Brief. What number of lines hold the word "之间的函数解析式"? State that number and nothing besides.
── Provided entries ──
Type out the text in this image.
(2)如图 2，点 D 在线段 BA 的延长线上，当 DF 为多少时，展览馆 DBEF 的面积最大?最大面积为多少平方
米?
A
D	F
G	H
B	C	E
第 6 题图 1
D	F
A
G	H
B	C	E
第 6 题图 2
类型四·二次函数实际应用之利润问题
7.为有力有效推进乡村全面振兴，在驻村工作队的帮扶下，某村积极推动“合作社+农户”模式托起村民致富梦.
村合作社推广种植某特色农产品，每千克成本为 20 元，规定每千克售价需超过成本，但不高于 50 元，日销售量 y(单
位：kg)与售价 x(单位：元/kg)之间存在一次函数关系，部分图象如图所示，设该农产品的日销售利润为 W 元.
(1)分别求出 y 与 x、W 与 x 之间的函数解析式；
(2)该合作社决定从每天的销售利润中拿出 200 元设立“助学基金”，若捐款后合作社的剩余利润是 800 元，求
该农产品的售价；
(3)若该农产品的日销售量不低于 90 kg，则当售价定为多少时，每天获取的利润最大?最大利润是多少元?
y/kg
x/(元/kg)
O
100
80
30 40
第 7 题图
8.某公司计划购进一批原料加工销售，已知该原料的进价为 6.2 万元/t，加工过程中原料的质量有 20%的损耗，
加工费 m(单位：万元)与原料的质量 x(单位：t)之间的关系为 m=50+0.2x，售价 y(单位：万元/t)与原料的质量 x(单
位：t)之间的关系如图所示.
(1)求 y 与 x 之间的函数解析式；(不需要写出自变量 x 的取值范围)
───
Task output. 2